Frédéric Messian, président de Lonsdale

« Cette crise a signé pour le monde des agences la fin des gourous, dont les dogmes ont été cruellement démentis par les faits. On aborde un tout autre modèle, plus axé sur l’écoute au sens large. S’il fallait retenir deux autres enseignements sur lesquels bâtir, ce serait la fluidité qui est née avec les clients ainsi que la valeur de l’humain, qui constitue plus que jamais l’actif principal dans nos métiers. Pour l’heure, il s’agit donc de conserver cette nécessaire agilité tout en définissant véritablement les grands axes de ce new deal. Pour les 250 collaborateurs, même si la réouverture des locaux se fera progressivement à compter du 25 mai, le temps de présence n’est plus un sujet. Ce serait une hérésie de contraindre les salariés à venir systématiquement et il faut s’attendre à une généralisation du télétravail. Cette crise va nous pousser à inventer des modes de collaborations neufs, à mi-chemin entre le salariat à plein temps et le statut pas encore assez protégé de freelance. Ces changements auront des répercussions sur l’organisation physique de l’espace et sur le modèle de l’agence, qui s’adapte en passant par exemple d’un reporting mensuel à hebdomadaire. À notre échelle, on va faire la révolution avec un plan de route défini pour les cinq prochaines années. Côté clients, la situation est moins avancée puisqu’il s’agit de discussions bipartites. Mais des pistes existent. Des réunions physiques, chronophages, n’auront plus lieu d’être au profit de modes alternatifs comme les visoconférences. Il faut aussi revoir le modèle traditionnel coûteux des compétitions et le mode de rémunération des agences en privilégiant des paiements échelonnés tous les mois plutôt que les contrats annuels retribués au travers d’un scope. Les deux parties peuvent y trouver leur intérêt. »

□ □ □ □ □

» **Actions à mener**:
(a) Répondez aux questions suivantes à partir de l'extrait :
(i) Combien de collaborateurs sont mentionnés ?
(ii) À partir de quelle date la réouverture des locaux doit-elle se faire progressivement ?
(iii) Sur combien d'années porte le plan de route évoqué ?
(b) Relevez dans l'extrait toutes les pistes évoquées côté clients.
Appuyez-vous uniquement sur l'extrait pour répondre.

□ □ □ □ □

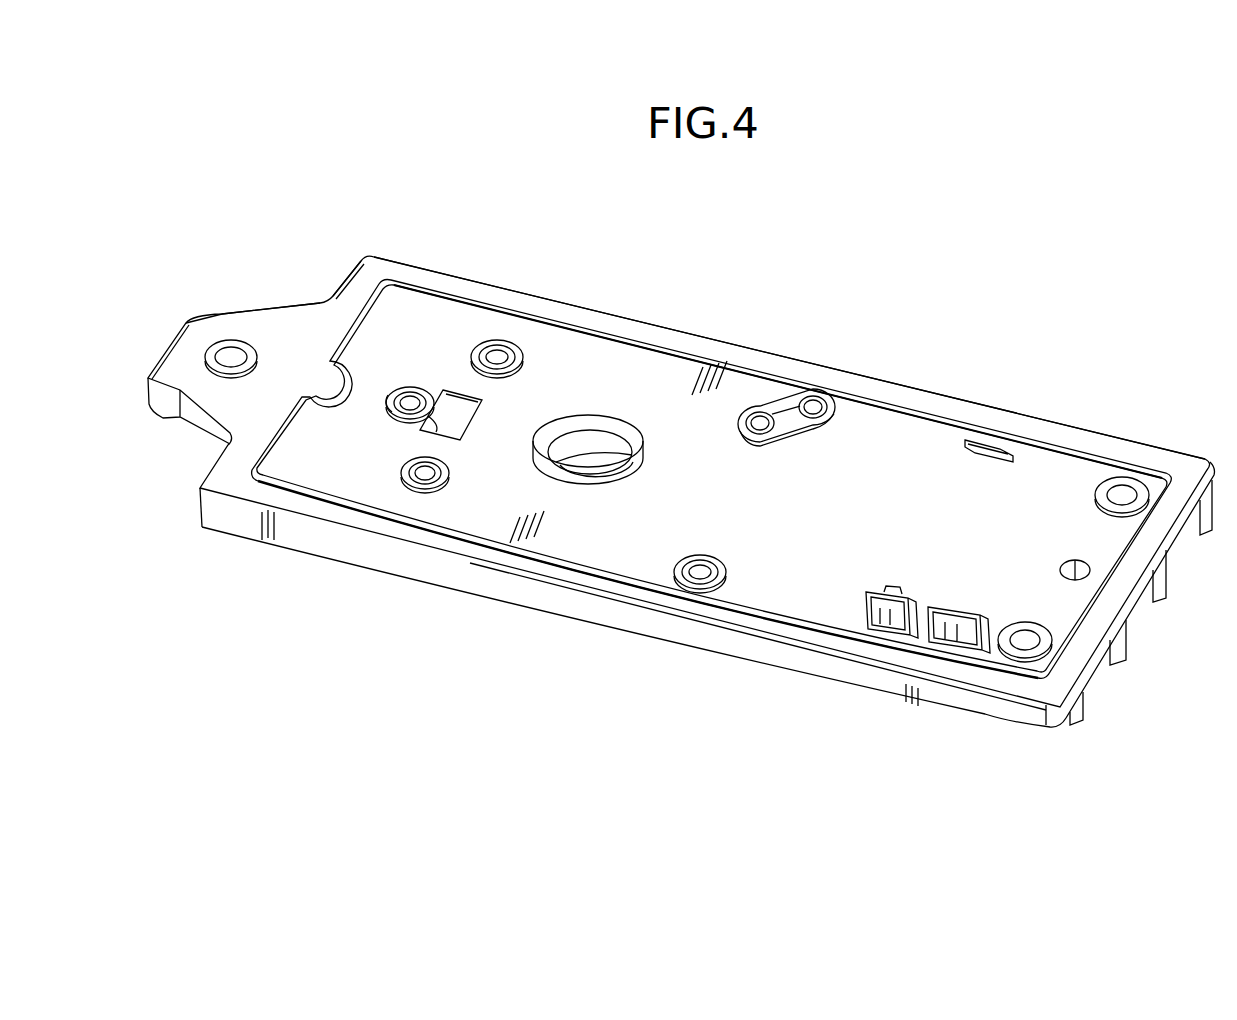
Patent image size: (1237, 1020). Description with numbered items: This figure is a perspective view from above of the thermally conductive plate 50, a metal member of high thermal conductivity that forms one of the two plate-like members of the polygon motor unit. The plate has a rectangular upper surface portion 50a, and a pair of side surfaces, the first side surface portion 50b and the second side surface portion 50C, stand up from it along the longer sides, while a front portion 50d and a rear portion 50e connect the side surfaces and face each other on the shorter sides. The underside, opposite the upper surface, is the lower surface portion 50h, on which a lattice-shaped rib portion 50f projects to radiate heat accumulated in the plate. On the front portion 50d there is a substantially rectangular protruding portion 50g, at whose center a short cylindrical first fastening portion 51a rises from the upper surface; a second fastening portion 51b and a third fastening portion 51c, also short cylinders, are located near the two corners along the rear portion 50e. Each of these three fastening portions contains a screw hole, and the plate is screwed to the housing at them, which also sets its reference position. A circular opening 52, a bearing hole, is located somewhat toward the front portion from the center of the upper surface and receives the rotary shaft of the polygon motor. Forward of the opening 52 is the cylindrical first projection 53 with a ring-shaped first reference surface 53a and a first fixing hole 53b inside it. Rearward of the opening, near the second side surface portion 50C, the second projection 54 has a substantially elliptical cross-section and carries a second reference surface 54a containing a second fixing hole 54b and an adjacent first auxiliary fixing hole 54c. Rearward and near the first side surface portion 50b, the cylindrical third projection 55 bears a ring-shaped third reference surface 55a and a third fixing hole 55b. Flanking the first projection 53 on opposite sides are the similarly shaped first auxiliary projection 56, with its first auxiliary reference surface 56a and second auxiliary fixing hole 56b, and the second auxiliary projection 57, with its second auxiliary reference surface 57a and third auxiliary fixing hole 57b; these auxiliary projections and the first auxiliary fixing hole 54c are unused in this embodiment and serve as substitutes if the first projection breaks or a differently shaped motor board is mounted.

The thermally conductive plate 50 is at (317, 578).
The upper surface portion 50a is at (487, 514).
The first side surface portion 50b is at (642, 626).
The second side surface portion 50C is at (764, 352).
The front portion 50d is at (334, 296).
The rear portion 50e is at (1138, 607).
The rib portion 50f is at (1118, 658).
The protruding portion 50g is at (200, 322).
The lower surface portion 50h is at (556, 602).
The first fastening portion 51a is at (229, 364).
The second fastening portion 51b is at (1123, 494).
The third fastening portion 51c is at (1023, 650).
The opening 52 is at (590, 432).
The first projection 53 is at (410, 400).
The first reference surface 53a is at (389, 402).
The first fixing hole 53b is at (410, 406).
The second projection 54 is at (795, 437).
The second reference surface 54a is at (800, 425).
The second fixing hole 54b is at (818, 411).
The first auxiliary fixing hole 54c is at (759, 427).
The third projection 55 is at (720, 579).
The third reference surface 55a is at (720, 567).
The third fixing hole 55b is at (700, 570).
The first auxiliary projection 56 is at (448, 479).
The first auxiliary reference surface 56a is at (401, 476).
The second auxiliary fixing hole 56b is at (428, 472).
The second auxiliary projection 57 is at (523, 353).
The second auxiliary reference surface 57a is at (516, 366).
The third auxiliary fixing hole 57b is at (497, 355).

□ □ □ □ □

» **Réponses**:
(a)
(i) 250 collaborateurs.
(ii) À compter du 25 mai.
(iii) Sur les cinq prochaines années.

(b)
- Abandonner les réunions physiques, jugées chronophages, au profit de modes alternatifs.
- Revoir le modèle traditionnel coûteux des compétitions.
- Revoir le mode de rémunération des agences en privilégiant des paiements échelonnés tous les mois plutôt que des contrats annuels rétribués au travers d'un scope.